Layout annotation data:
---------------
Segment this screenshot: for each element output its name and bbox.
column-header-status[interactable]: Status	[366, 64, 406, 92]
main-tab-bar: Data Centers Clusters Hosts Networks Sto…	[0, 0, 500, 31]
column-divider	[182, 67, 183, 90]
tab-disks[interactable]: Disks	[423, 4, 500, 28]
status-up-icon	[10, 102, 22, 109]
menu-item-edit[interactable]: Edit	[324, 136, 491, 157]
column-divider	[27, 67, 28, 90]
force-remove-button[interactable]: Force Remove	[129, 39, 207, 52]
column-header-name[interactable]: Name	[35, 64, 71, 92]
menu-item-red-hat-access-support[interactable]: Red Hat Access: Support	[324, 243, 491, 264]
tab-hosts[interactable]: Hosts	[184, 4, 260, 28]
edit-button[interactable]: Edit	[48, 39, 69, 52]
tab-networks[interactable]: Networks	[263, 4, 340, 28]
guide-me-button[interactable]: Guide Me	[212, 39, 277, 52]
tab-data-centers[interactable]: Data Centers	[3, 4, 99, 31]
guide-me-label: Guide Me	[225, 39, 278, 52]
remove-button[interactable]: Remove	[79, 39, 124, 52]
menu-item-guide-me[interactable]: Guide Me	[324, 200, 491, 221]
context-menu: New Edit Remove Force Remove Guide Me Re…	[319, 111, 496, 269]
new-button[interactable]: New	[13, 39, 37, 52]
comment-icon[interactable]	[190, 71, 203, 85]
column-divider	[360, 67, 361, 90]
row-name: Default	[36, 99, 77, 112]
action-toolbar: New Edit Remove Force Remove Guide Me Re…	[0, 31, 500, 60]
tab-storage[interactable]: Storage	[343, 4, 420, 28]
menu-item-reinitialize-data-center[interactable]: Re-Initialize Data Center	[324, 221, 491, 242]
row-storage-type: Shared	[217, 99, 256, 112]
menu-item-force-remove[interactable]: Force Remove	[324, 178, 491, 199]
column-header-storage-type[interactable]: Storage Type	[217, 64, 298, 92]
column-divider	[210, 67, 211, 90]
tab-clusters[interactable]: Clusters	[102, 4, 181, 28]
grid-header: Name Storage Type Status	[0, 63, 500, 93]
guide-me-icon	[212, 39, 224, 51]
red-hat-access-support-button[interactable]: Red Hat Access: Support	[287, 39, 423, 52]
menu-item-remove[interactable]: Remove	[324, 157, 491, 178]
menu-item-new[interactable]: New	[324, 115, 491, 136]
---------------
TASK
Reproduce every line of the listing above without any changes.

EXERCISE SOLUTION
Segment this screenshot: for each element output its name and bbox.
column-header-status[interactable]: Status	[366, 64, 406, 92]
main-tab-bar: Data Centers Clusters Hosts Networks Sto…	[0, 0, 500, 31]
column-divider	[182, 67, 183, 90]
tab-disks[interactable]: Disks	[423, 4, 500, 28]
status-up-icon	[10, 102, 22, 109]
menu-item-edit[interactable]: Edit	[324, 136, 491, 157]
column-divider	[27, 67, 28, 90]
force-remove-button[interactable]: Force Remove	[129, 39, 207, 52]
column-header-name[interactable]: Name	[35, 64, 71, 92]
menu-item-red-hat-access-support[interactable]: Red Hat Access: Support	[324, 243, 491, 264]
tab-hosts[interactable]: Hosts	[184, 4, 260, 28]
edit-button[interactable]: Edit	[48, 39, 69, 52]
tab-networks[interactable]: Networks	[263, 4, 340, 28]
guide-me-button[interactable]: Guide Me	[212, 39, 277, 52]
tab-data-centers[interactable]: Data Centers	[3, 4, 99, 31]
guide-me-label: Guide Me	[225, 39, 278, 52]
remove-button[interactable]: Remove	[79, 39, 124, 52]
menu-item-guide-me[interactable]: Guide Me	[324, 200, 491, 221]
context-menu: New Edit Remove Force Remove Guide Me Re…	[319, 111, 496, 269]
new-button[interactable]: New	[13, 39, 37, 52]
comment-icon[interactable]	[190, 71, 203, 85]
column-divider	[360, 67, 361, 90]
row-name: Default	[36, 99, 77, 112]
action-toolbar: New Edit Remove Force Remove Guide Me Re…	[0, 31, 500, 60]
tab-storage[interactable]: Storage	[343, 4, 420, 28]
menu-item-reinitialize-data-center[interactable]: Re-Initialize Data Center	[324, 221, 491, 242]
row-storage-type: Shared	[217, 99, 256, 112]
menu-item-force-remove[interactable]: Force Remove	[324, 178, 491, 199]
column-header-storage-type[interactable]: Storage Type	[217, 64, 298, 92]
column-divider	[210, 67, 211, 90]
tab-clusters[interactable]: Clusters	[102, 4, 181, 28]
grid-header: Name Storage Type Status	[0, 63, 500, 93]
guide-me-icon	[212, 39, 224, 51]
red-hat-access-support-button[interactable]: Red Hat Access: Support	[287, 39, 423, 52]
menu-item-remove[interactable]: Remove	[324, 157, 491, 178]
menu-item-new[interactable]: New	[324, 115, 491, 136]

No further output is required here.